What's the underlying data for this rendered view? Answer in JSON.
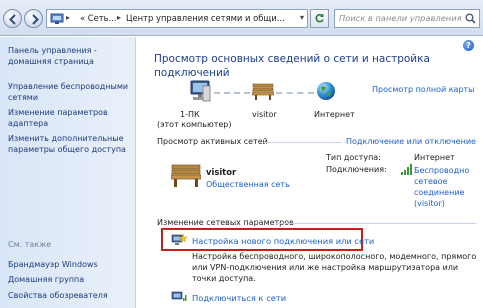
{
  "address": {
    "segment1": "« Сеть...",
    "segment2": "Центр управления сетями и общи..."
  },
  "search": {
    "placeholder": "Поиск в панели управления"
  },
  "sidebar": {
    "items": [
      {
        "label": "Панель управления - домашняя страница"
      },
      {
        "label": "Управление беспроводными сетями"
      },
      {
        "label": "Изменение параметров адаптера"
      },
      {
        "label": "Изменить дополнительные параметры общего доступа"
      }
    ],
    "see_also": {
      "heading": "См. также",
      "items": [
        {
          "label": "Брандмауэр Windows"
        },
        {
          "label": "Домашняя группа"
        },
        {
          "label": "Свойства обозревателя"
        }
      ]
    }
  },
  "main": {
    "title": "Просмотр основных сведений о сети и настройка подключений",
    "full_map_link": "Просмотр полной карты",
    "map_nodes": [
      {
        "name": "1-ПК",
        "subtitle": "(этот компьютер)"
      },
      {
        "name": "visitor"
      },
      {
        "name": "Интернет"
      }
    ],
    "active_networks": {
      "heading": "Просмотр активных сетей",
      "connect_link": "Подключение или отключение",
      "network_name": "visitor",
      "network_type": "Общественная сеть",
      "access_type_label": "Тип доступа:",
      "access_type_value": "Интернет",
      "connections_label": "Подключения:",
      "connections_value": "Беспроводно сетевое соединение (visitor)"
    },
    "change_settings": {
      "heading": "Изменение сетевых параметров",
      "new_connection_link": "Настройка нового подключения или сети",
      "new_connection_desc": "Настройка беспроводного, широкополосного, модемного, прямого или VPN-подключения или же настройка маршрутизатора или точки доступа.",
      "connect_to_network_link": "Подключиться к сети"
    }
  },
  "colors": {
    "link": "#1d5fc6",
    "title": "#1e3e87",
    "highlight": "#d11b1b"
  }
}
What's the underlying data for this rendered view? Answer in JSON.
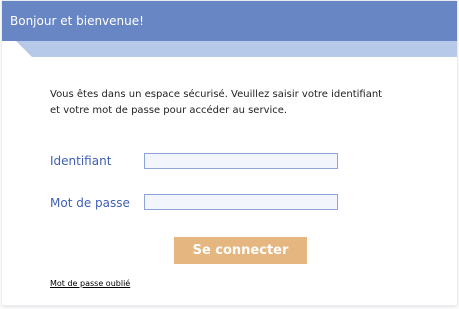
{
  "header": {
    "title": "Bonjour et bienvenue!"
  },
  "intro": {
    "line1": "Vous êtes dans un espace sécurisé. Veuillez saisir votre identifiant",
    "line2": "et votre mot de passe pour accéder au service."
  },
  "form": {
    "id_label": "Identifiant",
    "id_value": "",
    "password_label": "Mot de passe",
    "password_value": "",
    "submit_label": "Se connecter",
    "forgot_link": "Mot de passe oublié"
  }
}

*****

#### [INSTRUCTION]
The listing above needs to be output again exactly. Don't include the pictures.

#### [ANSWER TO THIS TASK]
What's the underlying data for this rendered view? Answer in JSON.
{
  "address": {
    "segment1": "« Сеть...",
    "segment2": "Центр управления сетями и общи..."
  },
  "search": {
    "placeholder": "Поиск в панели управления"
  },
  "sidebar": {
    "items": [
      {
        "label": "Панель управления - домашняя страница"
      },
      {
        "label": "Управление беспроводными сетями"
      },
      {
        "label": "Изменение параметров адаптера"
      },
      {
        "label": "Изменить дополнительные параметры общего доступа"
      }
    ],
    "see_also": {
      "heading": "См. также",
      "items": [
        {
          "label": "Брандмауэр Windows"
        },
        {
          "label": "Домашняя группа"
        },
        {
          "label": "Свойства обозревателя"
        }
      ]
    }
  },
  "main": {
    "title": "Просмотр основных сведений о сети и настройка подключений",
    "full_map_link": "Просмотр полной карты",
    "map_nodes": [
      {
        "name": "1-ПК",
        "subtitle": "(этот компьютер)"
      },
      {
        "name": "visitor"
      },
      {
        "name": "Интернет"
      }
    ],
    "active_networks": {
      "heading": "Просмотр активных сетей",
      "connect_link": "Подключение или отключение",
      "network_name": "visitor",
      "network_type": "Общественная сеть",
      "access_type_label": "Тип доступа:",
      "access_type_value": "Интернет",
      "connections_label": "Подключения:",
      "connections_value": "Беспроводно сетевое соединение (visitor)"
    },
    "change_settings": {
      "heading": "Изменение сетевых параметров",
      "new_connection_link": "Настройка нового подключения или сети",
      "new_connection_desc": "Настройка беспроводного, широкополосного, модемного, прямого или VPN-подключения или же настройка маршрутизатора или точки доступа.",
      "connect_to_network_link": "Подключиться к сети"
    }
  },
  "colors": {
    "link": "#1d5fc6",
    "title": "#1e3e87",
    "highlight": "#d11b1b"
  }
}
What's the underlying data for this rendered view? Answer in JSON.
{
  "header": {
    "title": "Bonjour et bienvenue!"
  },
  "intro": {
    "line1": "Vous êtes dans un espace sécurisé. Veuillez saisir votre identifiant",
    "line2": "et votre mot de passe pour accéder au service."
  },
  "form": {
    "id_label": "Identifiant",
    "id_value": "",
    "password_label": "Mot de passe",
    "password_value": "",
    "submit_label": "Se connecter",
    "forgot_link": "Mot de passe oublié"
  }
}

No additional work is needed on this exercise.